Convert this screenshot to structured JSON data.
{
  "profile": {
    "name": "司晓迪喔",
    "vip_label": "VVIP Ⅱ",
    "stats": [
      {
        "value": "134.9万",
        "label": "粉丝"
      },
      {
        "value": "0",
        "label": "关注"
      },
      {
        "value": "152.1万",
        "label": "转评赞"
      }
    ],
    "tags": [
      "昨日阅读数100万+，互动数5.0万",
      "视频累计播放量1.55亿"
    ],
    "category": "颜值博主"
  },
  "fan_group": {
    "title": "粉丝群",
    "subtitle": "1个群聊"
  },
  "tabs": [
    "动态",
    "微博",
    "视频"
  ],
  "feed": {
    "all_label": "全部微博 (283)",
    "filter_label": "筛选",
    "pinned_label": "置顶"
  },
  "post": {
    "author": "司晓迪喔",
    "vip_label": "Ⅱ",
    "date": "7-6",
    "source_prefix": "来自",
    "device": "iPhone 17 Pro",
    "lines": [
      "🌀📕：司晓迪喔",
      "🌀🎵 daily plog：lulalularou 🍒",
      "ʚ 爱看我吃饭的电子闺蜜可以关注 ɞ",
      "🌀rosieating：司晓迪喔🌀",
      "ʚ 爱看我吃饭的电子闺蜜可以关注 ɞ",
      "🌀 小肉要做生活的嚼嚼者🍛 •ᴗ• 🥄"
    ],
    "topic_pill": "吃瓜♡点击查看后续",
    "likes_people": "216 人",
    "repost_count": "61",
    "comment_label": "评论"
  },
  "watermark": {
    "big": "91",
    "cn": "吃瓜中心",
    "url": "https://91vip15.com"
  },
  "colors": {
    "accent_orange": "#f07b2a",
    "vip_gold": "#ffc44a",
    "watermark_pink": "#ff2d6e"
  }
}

Task to complete.
Reproduce the whole listing word for word.

Exercise output.
Convert this screenshot to structured JSON data.
{
  "profile": {
    "name": "司晓迪喔",
    "vip_label": "VVIP Ⅱ",
    "stats": [
      {
        "value": "134.9万",
        "label": "粉丝"
      },
      {
        "value": "0",
        "label": "关注"
      },
      {
        "value": "152.1万",
        "label": "转评赞"
      }
    ],
    "tags": [
      "昨日阅读数100万+，互动数5.0万",
      "视频累计播放量1.55亿"
    ],
    "category": "颜值博主"
  },
  "fan_group": {
    "title": "粉丝群",
    "subtitle": "1个群聊"
  },
  "tabs": [
    "动态",
    "微博",
    "视频"
  ],
  "feed": {
    "all_label": "全部微博 (283)",
    "filter_label": "筛选",
    "pinned_label": "置顶"
  },
  "post": {
    "author": "司晓迪喔",
    "vip_label": "Ⅱ",
    "date": "7-6",
    "source_prefix": "来自",
    "device": "iPhone 17 Pro",
    "lines": [
      "🌀📕：司晓迪喔",
      "🌀🎵 daily plog：lulalularou 🍒",
      "ʚ 爱看我吃饭的电子闺蜜可以关注 ɞ",
      "🌀rosieating：司晓迪喔🌀",
      "ʚ 爱看我吃饭的电子闺蜜可以关注 ɞ",
      "🌀 小肉要做生活的嚼嚼者🍛 •ᴗ• 🥄"
    ],
    "topic_pill": "吃瓜♡点击查看后续",
    "likes_people": "216 人",
    "repost_count": "61",
    "comment_label": "评论"
  },
  "watermark": {
    "big": "91",
    "cn": "吃瓜中心",
    "url": "https://91vip15.com"
  },
  "colors": {
    "accent_orange": "#f07b2a",
    "vip_gold": "#ffc44a",
    "watermark_pink": "#ff2d6e"
  }
}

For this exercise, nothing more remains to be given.